GOAL> Print all records exactly, leaving nothing out.

SUPPLIED MATERIAL>
##########

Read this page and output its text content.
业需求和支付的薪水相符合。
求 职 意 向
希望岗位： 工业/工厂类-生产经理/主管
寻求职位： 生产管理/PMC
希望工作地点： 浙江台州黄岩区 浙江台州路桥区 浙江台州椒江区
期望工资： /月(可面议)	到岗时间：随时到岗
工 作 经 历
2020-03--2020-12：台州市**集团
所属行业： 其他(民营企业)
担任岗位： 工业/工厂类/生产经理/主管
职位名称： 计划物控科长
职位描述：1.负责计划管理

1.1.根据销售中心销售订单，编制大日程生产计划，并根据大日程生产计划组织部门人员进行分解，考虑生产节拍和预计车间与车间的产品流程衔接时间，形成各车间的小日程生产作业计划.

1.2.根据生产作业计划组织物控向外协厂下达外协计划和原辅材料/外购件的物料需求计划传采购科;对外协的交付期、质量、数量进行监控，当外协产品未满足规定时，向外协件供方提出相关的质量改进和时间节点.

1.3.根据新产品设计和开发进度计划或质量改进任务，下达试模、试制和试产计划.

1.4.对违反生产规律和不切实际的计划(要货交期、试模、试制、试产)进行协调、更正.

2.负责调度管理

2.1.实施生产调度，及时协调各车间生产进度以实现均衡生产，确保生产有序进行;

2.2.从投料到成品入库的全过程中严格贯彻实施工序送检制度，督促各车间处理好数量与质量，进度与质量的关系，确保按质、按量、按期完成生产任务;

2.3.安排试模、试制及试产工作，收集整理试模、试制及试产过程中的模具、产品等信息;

##########

SOLUTION TO THE EXERCISE>
Read this page and output its text content.
业需求和支付的薪水相符合。
求 职 意 向
希望岗位： 工业/工厂类-生产经理/主管
寻求职位： 生产管理/PMC
希望工作地点： 浙江台州黄岩区 浙江台州路桥区 浙江台州椒江区
期望工资： /月(可面议)	到岗时间：随时到岗
工 作 经 历
2020-03--2020-12：台州市**集团
所属行业： 其他(民营企业)
担任岗位： 工业/工厂类/生产经理/主管
职位名称： 计划物控科长
职位描述：1.负责计划管理

1.1.根据销售中心销售订单，编制大日程生产计划，并根据大日程生产计划组织部门人员进行分解，考虑生产节拍和预计车间与车间的产品流程衔接时间，形成各车间的小日程生产作业计划.

1.2.根据生产作业计划组织物控向外协厂下达外协计划和原辅材料/外购件的物料需求计划传采购科;对外协的交付期、质量、数量进行监控，当外协产品未满足规定时，向外协件供方提出相关的质量改进和时间节点.

1.3.根据新产品设计和开发进度计划或质量改进任务，下达试模、试制和试产计划.

1.4.对违反生产规律和不切实际的计划(要货交期、试模、试制、试产)进行协调、更正.

2.负责调度管理

2.1.实施生产调度，及时协调各车间生产进度以实现均衡生产，确保生产有序进行;

2.2.从投料到成品入库的全过程中严格贯彻实施工序送检制度，督促各车间处理好数量与质量，进度与质量的关系，确保按质、按量、按期完成生产任务;

2.3.安排试模、试制及试产工作，收集整理试模、试制及试产过程中的模具、产品等信息;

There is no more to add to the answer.